◆ **WHAT THIS TASK INVOLVES**: Below are some records. Say how many of their lines contain the string "chevron", and give nothing but the number.

◆ **LISTING**:

********

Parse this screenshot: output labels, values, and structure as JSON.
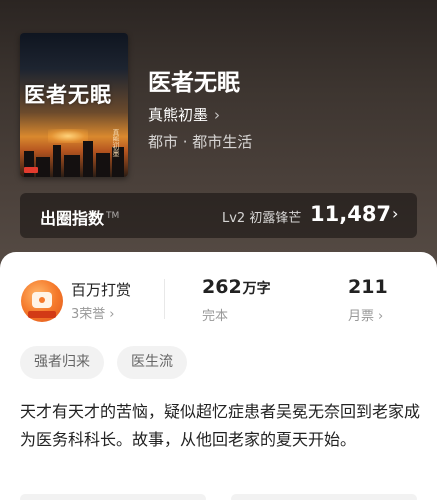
{
  "book": {
    "cover_title": "医者无眠",
    "cover_author": "真熊初墨",
    "title": "医者无眠",
    "author": "真熊初墨",
    "genre": "都市 · 都市生活"
  },
  "index": {
    "label": "出圈指数",
    "tm": "TM",
    "level": "Lv2 初露锋芒",
    "value": "11,487"
  },
  "stats": {
    "reward": {
      "title": "百万打赏",
      "sub": "3荣誉"
    },
    "words": {
      "value": "262",
      "unit": "万字",
      "label": "完本"
    },
    "monthly": {
      "value": "211",
      "label": "月票"
    }
  },
  "tags": [
    "强者归来",
    "医生流"
  ],
  "synopsis": "天才有天才的苦恼，疑似超忆症患者吴冕无奈回到老家成为医务科科长。故事，从他回老家的夏天开始。",
  "icons": {
    "author_chevron": "chevron-right-icon",
    "index_chevron": "chevron-right-icon",
    "reward": "reward-badge-icon"
  }
}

********

◆ **FINISHED TASK**: 2